Material shown>

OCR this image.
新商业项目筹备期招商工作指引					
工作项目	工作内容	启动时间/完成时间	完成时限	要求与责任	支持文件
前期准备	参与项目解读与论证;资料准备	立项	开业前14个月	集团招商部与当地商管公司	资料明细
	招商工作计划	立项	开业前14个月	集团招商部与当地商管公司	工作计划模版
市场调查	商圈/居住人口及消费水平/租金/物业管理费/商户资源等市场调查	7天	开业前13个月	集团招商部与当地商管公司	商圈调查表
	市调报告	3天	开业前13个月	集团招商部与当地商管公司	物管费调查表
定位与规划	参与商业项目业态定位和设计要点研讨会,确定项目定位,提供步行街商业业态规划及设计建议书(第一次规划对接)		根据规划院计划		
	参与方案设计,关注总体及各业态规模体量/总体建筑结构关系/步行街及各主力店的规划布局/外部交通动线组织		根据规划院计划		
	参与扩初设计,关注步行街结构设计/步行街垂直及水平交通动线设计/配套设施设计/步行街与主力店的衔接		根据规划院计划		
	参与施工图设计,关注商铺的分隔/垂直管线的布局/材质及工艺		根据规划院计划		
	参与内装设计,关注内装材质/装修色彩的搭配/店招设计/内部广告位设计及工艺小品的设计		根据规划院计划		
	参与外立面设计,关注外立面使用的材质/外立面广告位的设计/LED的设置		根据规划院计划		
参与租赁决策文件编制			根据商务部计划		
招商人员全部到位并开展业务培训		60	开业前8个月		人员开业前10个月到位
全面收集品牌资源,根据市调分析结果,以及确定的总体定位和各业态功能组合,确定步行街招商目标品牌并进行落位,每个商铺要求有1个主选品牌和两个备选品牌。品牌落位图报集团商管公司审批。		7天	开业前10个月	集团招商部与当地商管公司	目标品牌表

Given request> Write out the full set of records exactly as given.

Answer to this exercise>
OCR this image.
新商业项目筹备期招商工作指引					
工作项目	工作内容	启动时间/完成时间	完成时限	要求与责任	支持文件
前期准备	参与项目解读与论证;资料准备	立项	开业前14个月	集团招商部与当地商管公司	资料明细
	招商工作计划	立项	开业前14个月	集团招商部与当地商管公司	工作计划模版
市场调查	商圈/居住人口及消费水平/租金/物业管理费/商户资源等市场调查	7天	开业前13个月	集团招商部与当地商管公司	商圈调查表
	市调报告	3天	开业前13个月	集团招商部与当地商管公司	物管费调查表
定位与规划	参与商业项目业态定位和设计要点研讨会,确定项目定位,提供步行街商业业态规划及设计建议书(第一次规划对接)		根据规划院计划		
	参与方案设计,关注总体及各业态规模体量/总体建筑结构关系/步行街及各主力店的规划布局/外部交通动线组织		根据规划院计划		
	参与扩初设计,关注步行街结构设计/步行街垂直及水平交通动线设计/配套设施设计/步行街与主力店的衔接		根据规划院计划		
	参与施工图设计,关注商铺的分隔/垂直管线的布局/材质及工艺		根据规划院计划		
	参与内装设计,关注内装材质/装修色彩的搭配/店招设计/内部广告位设计及工艺小品的设计		根据规划院计划		
	参与外立面设计,关注外立面使用的材质/外立面广告位的设计/LED的设置		根据规划院计划		
参与租赁决策文件编制			根据商务部计划		
招商人员全部到位并开展业务培训		60	开业前8个月		人员开业前10个月到位
全面收集品牌资源,根据市调分析结果,以及确定的总体定位和各业态功能组合,确定步行街招商目标品牌并进行落位,每个商铺要求有1个主选品牌和两个备选品牌。品牌落位图报集团商管公司审批。		7天	开业前10个月	集团招商部与当地商管公司	目标品牌表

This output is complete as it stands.